Written exercise —
In the material below, the lines containing the word "this" are required; copy each of them.

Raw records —
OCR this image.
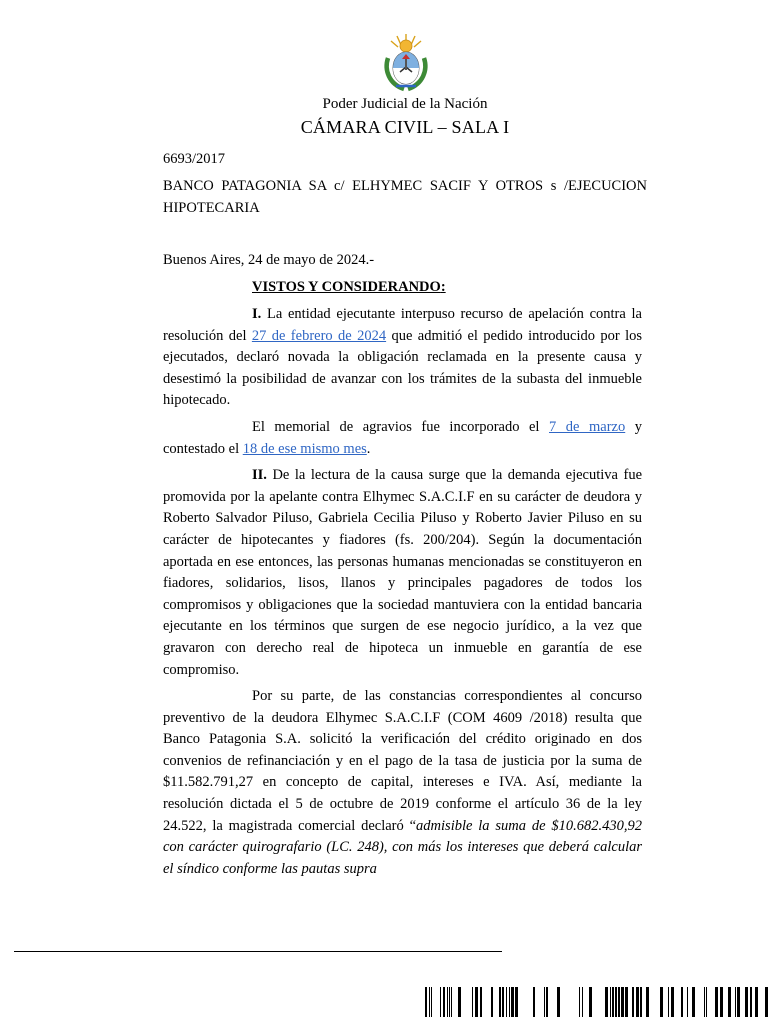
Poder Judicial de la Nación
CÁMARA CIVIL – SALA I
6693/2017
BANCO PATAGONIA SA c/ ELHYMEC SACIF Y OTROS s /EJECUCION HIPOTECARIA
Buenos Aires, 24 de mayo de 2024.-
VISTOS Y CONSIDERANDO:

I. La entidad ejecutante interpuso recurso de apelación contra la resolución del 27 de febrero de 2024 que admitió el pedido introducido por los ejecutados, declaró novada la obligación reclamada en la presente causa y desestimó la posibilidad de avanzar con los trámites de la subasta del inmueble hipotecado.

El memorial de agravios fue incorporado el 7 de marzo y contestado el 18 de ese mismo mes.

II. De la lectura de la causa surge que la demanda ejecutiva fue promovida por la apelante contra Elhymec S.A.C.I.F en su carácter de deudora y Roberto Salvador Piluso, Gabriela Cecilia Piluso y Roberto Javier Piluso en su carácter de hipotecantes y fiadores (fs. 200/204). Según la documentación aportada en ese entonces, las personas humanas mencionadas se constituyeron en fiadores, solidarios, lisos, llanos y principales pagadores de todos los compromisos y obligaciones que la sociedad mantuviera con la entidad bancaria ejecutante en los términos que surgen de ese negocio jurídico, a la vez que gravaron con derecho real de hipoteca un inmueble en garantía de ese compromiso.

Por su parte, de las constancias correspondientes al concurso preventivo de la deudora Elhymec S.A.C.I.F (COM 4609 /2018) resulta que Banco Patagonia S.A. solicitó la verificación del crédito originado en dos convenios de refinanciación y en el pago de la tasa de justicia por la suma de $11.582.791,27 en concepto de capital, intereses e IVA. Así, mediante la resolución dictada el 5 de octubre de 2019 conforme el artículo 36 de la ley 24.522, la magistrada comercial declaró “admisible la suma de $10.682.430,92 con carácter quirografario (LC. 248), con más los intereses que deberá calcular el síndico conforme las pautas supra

--

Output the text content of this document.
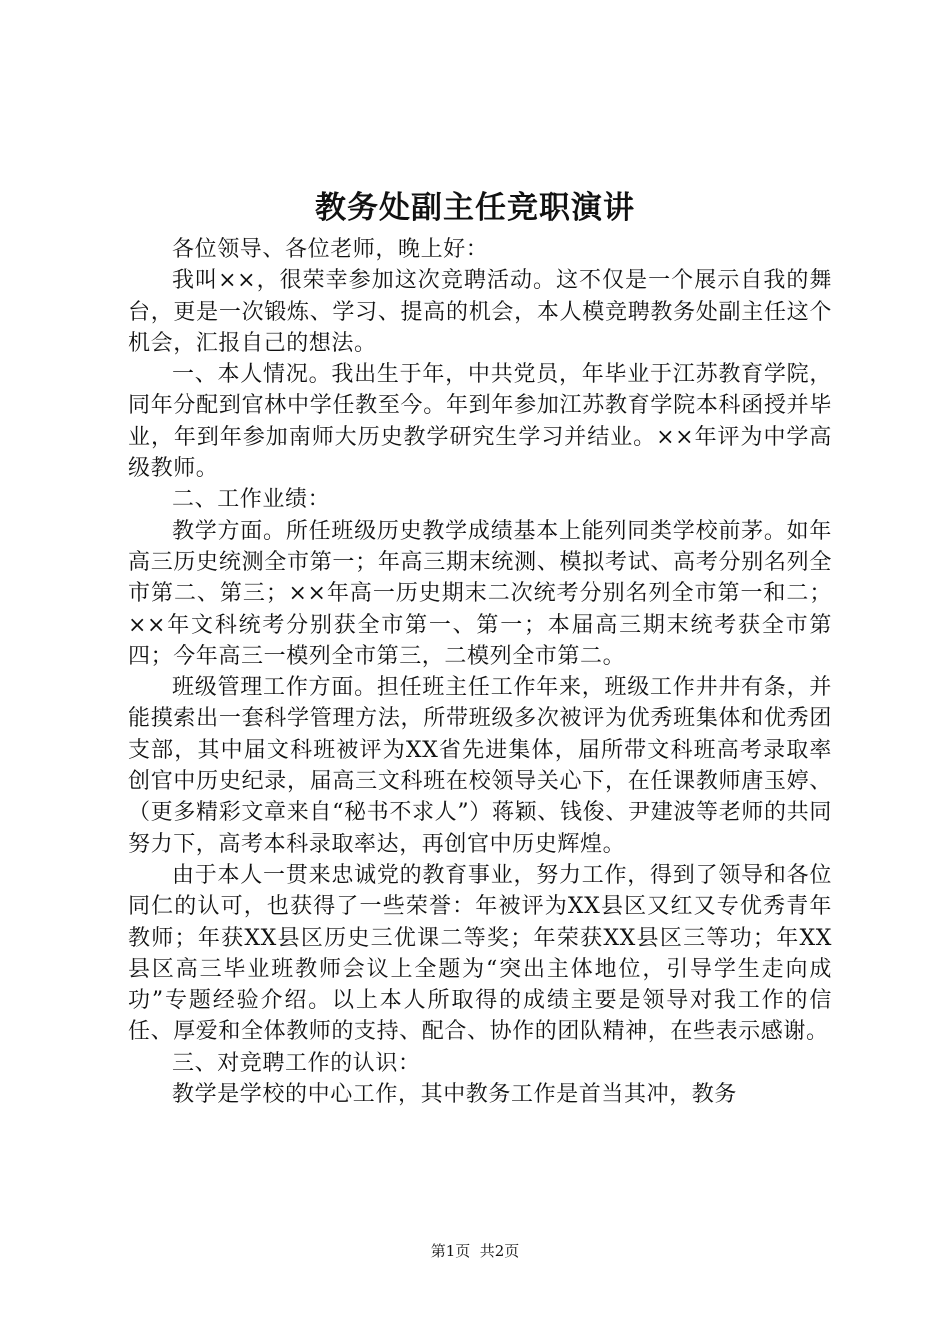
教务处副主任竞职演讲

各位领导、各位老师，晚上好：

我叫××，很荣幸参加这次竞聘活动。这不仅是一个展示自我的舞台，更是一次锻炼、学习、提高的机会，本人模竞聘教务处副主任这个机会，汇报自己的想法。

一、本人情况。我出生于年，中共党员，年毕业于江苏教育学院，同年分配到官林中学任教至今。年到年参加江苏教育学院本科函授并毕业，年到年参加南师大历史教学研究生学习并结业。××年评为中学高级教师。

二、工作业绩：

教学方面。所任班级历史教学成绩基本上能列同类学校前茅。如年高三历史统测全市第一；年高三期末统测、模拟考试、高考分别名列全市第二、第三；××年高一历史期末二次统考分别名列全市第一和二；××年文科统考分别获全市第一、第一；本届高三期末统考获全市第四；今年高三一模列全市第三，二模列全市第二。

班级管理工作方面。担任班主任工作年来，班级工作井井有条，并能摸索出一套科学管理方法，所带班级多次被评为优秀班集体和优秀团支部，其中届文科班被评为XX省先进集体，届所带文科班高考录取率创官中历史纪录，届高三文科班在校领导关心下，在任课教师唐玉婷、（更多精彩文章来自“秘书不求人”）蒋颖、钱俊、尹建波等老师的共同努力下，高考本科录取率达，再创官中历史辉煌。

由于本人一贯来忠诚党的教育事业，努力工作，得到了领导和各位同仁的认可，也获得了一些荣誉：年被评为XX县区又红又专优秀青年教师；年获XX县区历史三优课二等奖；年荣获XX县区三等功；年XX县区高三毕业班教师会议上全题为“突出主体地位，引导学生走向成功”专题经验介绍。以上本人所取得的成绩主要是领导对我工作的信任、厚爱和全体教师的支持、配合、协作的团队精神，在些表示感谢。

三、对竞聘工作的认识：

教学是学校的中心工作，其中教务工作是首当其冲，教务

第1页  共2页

--

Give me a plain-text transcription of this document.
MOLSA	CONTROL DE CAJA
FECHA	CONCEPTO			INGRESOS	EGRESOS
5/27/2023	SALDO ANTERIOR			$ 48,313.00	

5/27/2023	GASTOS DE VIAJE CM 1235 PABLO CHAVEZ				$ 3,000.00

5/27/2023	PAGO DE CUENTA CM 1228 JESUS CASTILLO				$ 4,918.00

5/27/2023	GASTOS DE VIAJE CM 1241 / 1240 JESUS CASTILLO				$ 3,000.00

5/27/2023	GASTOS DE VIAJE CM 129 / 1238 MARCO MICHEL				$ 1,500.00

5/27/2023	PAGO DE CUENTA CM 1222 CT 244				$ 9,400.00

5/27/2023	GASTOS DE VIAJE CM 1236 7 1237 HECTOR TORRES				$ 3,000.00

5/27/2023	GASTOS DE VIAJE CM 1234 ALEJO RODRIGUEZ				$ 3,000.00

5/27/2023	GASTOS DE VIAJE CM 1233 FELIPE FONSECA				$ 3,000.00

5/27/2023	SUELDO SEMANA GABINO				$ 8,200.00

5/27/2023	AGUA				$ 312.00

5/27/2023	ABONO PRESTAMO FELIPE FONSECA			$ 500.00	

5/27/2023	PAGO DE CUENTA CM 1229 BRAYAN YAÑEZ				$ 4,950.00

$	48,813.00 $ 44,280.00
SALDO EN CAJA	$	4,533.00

Written solution —
OCR this image.
Output the text content of this document.
Give me a plain-text transcription of this document.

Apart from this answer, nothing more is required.